Era già un'opera dal carattere prettamente cinematografico, Darkness, e fa un certo effetto vedere ora, oltre 30 anni dopo, restituita questa dimensione proprio attraverso il medium del cinema, seppure sotto forma di documentario. Un album che raccontava di un'America rurale, contrariamente alle ambientazioni urbane dei dischi precedenti, popolata di reietti, operai, losers, individui in cerca di sé stessi e di una Promised Land che nel corso degli anni si scoprirà luogo ideale, tensione, utopica meta verso la quale non si deve mai smettere di puntare. Un'opera che restituiva le tensioni di una generazione che era appena uscita dalla contestazione, che doveva fare i conti con la crisi petrolifera e con un futuro incerto, e che cercava sé stessa sulle strade di un sogno che appariva già miraggio, e che doveva iniziare a fare i conti con i compromessi della vita adulta. Tutto ciò è ottimamente restituito in immagini dal documentario di Thom Zimny, che alterna sequenza di repertorio (perlopiù in bianco e nero) riprese nello studio di registrazione, brevi interviste audio dell'epoca, e testimonianze registrate ex-novo, che vedono coinvolti Springsteen, il già citato Chuck Plotkin, il produttore Jon Landau e tutti i membri della E-Street Band (ed è da segnalare anche l'apparizione di Patti Smith, a cui Springsteen cedette uno dei suoi pezzi più celebri, Beacause the Night). A inframezzare questo materiale, brevi sprazzi psichedelici di sconfinati paesaggi rurali, delle higways di cui si narra nell'album, il tutto unificato sotto forma di un racconto che è innanzitutto racconto umano. L'uomo-Springsteen si mette coraggiosamente a nudo, in questo film, e raccontando la genesi di una delle sue opere più rappresentative racconta innanzitutto sé stesso e la sua crescita, personale prima che artistica. Una crescita che è passata per la risoluta determinazione di voler gestire in proprio il suo lavoro, ma anche per un riconoscimento dell'importanza dell'amicizia, incarnata in quel pugno di musicisti dai cui strumenti si libera finalmente un suono compatto, corale, incendiario. Non è casuale l'affermazione di Bruce secondo la quale questo fu il primo vero album della E-Street Band, mentre i precedenti somigliavano più ad album solisti; e non è un caso che il tour che ne seguì fu irripetibile, con una durezza nel suono mai più raggiunta in futuro, non a caso registrato in bootleg tuttora venerati come oggetti sacri dai fans.

◆ ◆ ◆

◆ **ATTIVITÀ**
Ricopia per intero il testo sul documentario dedicato all'album Darkness, senza cambiare nulla. Per rispondere ci si basa esclusivamente sul testo.

◆ **RACCOLTA DI DATI**

◆ ◆ ◆

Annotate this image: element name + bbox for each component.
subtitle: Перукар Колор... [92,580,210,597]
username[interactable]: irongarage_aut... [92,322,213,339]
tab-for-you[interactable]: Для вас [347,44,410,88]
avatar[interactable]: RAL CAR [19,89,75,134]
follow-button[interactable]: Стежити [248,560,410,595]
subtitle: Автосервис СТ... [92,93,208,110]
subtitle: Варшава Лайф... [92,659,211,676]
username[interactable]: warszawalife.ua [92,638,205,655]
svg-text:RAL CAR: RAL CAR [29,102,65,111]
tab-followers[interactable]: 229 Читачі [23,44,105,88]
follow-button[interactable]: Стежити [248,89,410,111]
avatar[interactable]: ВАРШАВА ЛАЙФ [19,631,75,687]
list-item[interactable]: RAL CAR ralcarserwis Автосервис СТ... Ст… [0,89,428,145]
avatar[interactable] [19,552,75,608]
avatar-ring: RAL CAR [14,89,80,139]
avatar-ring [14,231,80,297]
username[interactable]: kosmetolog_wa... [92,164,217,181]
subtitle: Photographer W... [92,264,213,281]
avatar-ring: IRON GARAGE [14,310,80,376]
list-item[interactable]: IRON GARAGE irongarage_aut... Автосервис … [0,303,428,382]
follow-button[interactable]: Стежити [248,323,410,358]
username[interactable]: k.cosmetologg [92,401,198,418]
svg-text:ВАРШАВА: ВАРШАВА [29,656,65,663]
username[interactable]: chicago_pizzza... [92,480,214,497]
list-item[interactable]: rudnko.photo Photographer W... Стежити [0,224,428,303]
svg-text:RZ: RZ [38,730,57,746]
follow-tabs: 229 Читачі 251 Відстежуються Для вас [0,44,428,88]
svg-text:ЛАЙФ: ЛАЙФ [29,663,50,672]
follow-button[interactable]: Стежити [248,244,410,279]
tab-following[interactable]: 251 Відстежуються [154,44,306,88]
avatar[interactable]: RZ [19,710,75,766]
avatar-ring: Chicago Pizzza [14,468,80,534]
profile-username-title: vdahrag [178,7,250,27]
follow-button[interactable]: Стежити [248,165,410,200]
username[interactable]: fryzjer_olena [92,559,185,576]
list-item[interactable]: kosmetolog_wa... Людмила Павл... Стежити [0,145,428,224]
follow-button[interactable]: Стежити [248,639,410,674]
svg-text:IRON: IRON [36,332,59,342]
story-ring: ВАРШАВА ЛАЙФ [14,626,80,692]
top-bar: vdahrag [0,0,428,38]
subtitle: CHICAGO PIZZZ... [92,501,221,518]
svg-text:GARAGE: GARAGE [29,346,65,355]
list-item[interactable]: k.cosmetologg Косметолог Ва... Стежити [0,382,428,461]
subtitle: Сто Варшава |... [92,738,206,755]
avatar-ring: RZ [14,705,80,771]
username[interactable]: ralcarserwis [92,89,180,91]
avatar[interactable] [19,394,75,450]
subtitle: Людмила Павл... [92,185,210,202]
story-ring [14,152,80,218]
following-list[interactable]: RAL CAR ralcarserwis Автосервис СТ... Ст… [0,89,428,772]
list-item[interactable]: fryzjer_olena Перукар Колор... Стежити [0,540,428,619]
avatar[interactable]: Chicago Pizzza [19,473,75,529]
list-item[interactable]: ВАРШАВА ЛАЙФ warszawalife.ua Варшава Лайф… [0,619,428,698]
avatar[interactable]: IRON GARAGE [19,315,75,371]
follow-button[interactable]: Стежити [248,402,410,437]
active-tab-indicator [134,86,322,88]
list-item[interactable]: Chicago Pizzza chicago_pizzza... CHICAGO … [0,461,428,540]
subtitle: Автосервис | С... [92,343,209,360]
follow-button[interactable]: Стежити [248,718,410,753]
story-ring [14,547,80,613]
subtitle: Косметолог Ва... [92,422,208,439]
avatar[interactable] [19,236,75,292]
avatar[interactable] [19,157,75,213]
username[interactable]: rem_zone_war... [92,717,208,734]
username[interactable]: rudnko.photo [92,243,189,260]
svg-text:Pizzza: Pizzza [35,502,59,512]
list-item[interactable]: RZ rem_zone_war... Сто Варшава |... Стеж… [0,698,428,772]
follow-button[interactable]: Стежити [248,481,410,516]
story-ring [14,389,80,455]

◆ ◆ ◆

◆ **SOLUZIONE**
Era già un'opera dal carattere prettamente cinematografico, Darkness, e fa un certo effetto vedere ora, oltre 30 anni dopo, restituita questa dimensione proprio attraverso il medium del cinema, seppure sotto forma di documentario. Un album che raccontava di un'America rurale, contrariamente alle ambientazioni urbane dei dischi precedenti, popolata di reietti, operai, losers, individui in cerca di sé stessi e di una Promised Land che nel corso degli anni si scoprirà luogo ideale, tensione, utopica meta verso la quale non si deve mai smettere di puntare. Un'opera che restituiva le tensioni di una generazione che era appena uscita dalla contestazione, che doveva fare i conti con la crisi petrolifera e con un futuro incerto, e che cercava sé stessa sulle strade di un sogno che appariva già miraggio, e che doveva iniziare a fare i conti con i compromessi della vita adulta. Tutto ciò è ottimamente restituito in immagini dal documentario di Thom Zimny, che alterna sequenza di repertorio (perlopiù in bianco e nero) riprese nello studio di registrazione, brevi interviste audio dell'epoca, e testimonianze registrate ex-novo, che vedono coinvolti Springsteen, il già citato Chuck Plotkin, il produttore Jon Landau e tutti i membri della E-Street Band (ed è da segnalare anche l'apparizione di Patti Smith, a cui Springsteen cedette uno dei suoi pezzi più celebri, Beacause the Night). A inframezzare questo materiale, brevi sprazzi psichedelici di sconfinati paesaggi rurali, delle higways di cui si narra nell'album, il tutto unificato sotto forma di un racconto che è innanzitutto racconto umano. L'uomo-Springsteen si mette coraggiosamente a nudo, in questo film, e raccontando la genesi di una delle sue opere più rappresentative racconta innanzitutto sé stesso e la sua crescita, personale prima che artistica. Una crescita che è passata per la risoluta determinazione di voler gestire in proprio il suo lavoro, ma anche per un riconoscimento dell'importanza dell'amicizia, incarnata in quel pugno di musicisti dai cui strumenti si libera finalmente un suono compatto, corale, incendiario. Non è casuale l'affermazione di Bruce secondo la quale questo fu il primo vero album della E-Street Band, mentre i precedenti somigliavano più ad album solisti; e non è un caso che il tour che ne seguì fu irripetibile, con una durezza nel suono mai più raggiunta in futuro, non a caso registrato in bootleg tuttora venerati come oggetti sacri dai fans.